::: TASK INPUT :::
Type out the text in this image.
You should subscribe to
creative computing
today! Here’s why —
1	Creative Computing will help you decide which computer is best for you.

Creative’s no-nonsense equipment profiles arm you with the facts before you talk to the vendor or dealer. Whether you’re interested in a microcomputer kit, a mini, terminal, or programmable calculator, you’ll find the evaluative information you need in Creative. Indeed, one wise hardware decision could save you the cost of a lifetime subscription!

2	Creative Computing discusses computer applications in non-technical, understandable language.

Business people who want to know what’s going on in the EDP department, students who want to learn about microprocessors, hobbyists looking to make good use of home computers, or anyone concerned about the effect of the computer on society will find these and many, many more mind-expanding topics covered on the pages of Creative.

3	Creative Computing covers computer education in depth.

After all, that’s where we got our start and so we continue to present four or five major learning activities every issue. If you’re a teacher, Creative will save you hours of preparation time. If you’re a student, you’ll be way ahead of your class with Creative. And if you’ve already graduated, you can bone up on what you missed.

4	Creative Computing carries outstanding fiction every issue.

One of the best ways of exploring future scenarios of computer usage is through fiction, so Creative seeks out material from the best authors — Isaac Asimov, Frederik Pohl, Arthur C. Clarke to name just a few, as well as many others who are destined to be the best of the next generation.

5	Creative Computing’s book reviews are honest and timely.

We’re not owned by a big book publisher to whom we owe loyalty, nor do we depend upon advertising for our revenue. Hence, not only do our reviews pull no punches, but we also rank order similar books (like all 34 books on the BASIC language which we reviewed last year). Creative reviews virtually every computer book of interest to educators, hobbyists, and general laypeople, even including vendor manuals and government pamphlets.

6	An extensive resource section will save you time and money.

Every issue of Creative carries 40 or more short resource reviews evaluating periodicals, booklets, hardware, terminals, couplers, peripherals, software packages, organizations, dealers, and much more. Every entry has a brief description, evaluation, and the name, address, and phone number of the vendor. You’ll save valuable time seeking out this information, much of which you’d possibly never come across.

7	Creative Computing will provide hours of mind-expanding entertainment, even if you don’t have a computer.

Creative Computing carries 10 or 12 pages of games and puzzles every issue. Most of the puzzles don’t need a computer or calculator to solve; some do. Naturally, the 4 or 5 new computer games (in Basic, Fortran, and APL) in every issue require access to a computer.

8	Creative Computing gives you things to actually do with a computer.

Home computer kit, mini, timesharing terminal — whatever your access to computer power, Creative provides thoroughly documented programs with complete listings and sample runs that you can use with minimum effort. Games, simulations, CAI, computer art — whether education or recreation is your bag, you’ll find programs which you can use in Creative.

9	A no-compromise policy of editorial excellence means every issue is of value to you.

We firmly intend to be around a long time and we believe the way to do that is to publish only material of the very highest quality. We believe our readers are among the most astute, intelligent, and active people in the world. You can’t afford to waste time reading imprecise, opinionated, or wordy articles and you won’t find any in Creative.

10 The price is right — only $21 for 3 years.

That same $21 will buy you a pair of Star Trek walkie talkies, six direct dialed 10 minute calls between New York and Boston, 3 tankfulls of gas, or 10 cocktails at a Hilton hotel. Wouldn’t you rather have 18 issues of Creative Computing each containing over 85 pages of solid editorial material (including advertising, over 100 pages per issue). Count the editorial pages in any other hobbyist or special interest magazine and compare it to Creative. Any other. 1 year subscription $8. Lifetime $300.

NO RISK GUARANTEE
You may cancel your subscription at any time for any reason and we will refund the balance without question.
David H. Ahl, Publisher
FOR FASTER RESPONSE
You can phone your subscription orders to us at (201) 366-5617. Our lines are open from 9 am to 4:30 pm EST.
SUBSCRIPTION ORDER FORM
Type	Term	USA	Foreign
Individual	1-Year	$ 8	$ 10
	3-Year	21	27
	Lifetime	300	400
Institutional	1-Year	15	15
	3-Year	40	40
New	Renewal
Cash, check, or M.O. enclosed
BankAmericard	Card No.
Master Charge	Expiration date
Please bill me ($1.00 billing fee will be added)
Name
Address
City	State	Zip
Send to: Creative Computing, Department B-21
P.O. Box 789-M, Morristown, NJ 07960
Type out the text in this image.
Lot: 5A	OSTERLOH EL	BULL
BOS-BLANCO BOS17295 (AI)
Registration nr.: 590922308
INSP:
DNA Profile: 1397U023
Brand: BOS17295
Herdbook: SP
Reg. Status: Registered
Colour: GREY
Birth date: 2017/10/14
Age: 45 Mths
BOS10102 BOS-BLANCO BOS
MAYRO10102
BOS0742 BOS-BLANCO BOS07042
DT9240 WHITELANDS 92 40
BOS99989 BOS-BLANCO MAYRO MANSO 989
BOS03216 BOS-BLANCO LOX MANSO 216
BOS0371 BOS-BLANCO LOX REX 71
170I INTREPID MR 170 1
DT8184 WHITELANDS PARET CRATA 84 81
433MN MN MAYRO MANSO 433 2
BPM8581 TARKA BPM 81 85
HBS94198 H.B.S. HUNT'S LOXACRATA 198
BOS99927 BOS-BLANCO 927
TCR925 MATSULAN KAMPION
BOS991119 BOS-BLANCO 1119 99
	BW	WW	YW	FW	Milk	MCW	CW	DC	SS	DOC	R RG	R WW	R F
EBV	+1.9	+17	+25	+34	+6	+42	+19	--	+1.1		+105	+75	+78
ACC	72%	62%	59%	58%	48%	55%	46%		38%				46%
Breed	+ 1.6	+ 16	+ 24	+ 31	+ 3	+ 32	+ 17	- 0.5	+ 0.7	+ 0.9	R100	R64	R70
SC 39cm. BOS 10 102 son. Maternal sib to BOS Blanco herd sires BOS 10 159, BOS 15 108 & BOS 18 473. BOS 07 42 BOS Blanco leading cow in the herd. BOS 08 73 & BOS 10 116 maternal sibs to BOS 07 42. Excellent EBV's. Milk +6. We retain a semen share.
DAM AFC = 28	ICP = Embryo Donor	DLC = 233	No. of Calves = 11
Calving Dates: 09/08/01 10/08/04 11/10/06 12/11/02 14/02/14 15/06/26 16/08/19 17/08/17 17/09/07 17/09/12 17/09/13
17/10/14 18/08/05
:::
AIM OF THE TASK:
From the entries above, copy every line that holds the word "best".

SOLUTION FOR THIS PROBLEM:
1	Creative Computing will help you decide which computer is best for you.
One of the best ways of exploring future scenarios of computer usage is through fiction, so Creative seeks out material from the best authors — Isaac Asimov, Frederik Pohl, Arthur C. Clarke to name just a few, as well as many others who are destined to be the best of the next generation.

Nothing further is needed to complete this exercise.